> _Problem to solve_
Go through the listing and return every line with "έκδοση" in it.

> _Dataset excerpts_
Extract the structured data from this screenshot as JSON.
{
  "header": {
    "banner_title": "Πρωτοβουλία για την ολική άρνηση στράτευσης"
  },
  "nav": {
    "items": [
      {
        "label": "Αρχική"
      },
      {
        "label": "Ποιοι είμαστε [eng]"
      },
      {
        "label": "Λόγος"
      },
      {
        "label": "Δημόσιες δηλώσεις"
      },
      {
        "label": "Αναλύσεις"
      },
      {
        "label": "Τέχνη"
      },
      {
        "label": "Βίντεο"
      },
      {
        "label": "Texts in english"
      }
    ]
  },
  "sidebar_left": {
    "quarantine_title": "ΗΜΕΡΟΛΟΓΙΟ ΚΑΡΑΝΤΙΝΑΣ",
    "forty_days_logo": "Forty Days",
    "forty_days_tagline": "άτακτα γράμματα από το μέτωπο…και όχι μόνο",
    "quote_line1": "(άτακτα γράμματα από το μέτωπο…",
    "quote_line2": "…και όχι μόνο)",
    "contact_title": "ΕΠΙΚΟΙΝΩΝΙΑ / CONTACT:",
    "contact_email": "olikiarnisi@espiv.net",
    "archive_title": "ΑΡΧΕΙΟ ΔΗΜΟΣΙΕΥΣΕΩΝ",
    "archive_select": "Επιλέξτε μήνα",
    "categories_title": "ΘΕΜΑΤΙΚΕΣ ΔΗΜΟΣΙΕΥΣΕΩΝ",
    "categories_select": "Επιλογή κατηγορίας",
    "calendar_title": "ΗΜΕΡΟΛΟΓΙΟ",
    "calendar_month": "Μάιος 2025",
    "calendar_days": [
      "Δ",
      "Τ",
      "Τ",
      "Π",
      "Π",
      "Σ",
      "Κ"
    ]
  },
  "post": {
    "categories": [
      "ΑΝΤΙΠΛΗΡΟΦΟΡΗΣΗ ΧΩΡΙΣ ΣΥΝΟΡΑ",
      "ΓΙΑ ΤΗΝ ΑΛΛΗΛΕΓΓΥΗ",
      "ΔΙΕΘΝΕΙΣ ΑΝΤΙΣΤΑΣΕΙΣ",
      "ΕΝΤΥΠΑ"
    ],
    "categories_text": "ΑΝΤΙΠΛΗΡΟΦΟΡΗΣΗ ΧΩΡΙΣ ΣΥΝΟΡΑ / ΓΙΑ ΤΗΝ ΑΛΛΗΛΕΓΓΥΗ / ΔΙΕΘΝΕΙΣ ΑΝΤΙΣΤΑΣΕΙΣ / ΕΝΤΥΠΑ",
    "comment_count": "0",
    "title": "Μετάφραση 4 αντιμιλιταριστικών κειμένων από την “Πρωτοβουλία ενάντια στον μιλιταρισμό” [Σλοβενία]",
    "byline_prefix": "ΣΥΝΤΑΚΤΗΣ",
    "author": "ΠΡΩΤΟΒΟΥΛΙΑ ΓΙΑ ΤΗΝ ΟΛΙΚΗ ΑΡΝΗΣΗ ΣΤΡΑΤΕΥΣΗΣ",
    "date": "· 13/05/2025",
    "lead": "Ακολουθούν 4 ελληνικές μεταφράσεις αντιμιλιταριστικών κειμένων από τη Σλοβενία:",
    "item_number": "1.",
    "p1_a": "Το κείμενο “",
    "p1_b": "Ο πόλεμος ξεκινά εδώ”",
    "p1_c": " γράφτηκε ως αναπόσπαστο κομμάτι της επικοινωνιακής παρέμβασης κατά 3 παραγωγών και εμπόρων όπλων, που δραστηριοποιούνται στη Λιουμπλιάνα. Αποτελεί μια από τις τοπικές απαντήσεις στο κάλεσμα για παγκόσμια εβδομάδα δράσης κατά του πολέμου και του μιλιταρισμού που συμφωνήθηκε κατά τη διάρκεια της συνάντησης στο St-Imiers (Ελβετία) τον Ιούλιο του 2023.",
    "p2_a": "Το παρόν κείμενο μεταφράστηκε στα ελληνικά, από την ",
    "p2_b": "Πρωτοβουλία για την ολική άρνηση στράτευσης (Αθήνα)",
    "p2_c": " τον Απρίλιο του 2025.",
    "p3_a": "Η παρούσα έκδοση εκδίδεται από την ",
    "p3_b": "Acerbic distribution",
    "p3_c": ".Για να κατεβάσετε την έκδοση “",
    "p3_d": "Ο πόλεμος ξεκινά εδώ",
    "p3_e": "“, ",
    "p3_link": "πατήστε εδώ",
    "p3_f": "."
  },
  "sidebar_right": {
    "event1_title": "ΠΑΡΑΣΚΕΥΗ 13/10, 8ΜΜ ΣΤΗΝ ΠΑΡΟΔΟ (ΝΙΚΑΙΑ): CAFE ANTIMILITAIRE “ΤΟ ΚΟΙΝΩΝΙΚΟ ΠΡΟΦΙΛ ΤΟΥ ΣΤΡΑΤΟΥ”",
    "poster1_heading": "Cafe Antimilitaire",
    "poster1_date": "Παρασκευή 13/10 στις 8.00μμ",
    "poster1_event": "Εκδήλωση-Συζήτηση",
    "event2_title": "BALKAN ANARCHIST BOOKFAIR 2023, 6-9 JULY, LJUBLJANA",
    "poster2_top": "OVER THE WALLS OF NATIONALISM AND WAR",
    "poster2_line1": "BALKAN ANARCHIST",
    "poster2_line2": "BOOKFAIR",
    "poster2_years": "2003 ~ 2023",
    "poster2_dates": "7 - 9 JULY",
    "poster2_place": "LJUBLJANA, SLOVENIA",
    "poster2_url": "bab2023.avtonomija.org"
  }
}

> _Solved exercise_
    "p3_a": "Η παρούσα έκδοση εκδίδεται από την ",
    "p3_c": ".Για να κατεβάσετε την έκδοση “",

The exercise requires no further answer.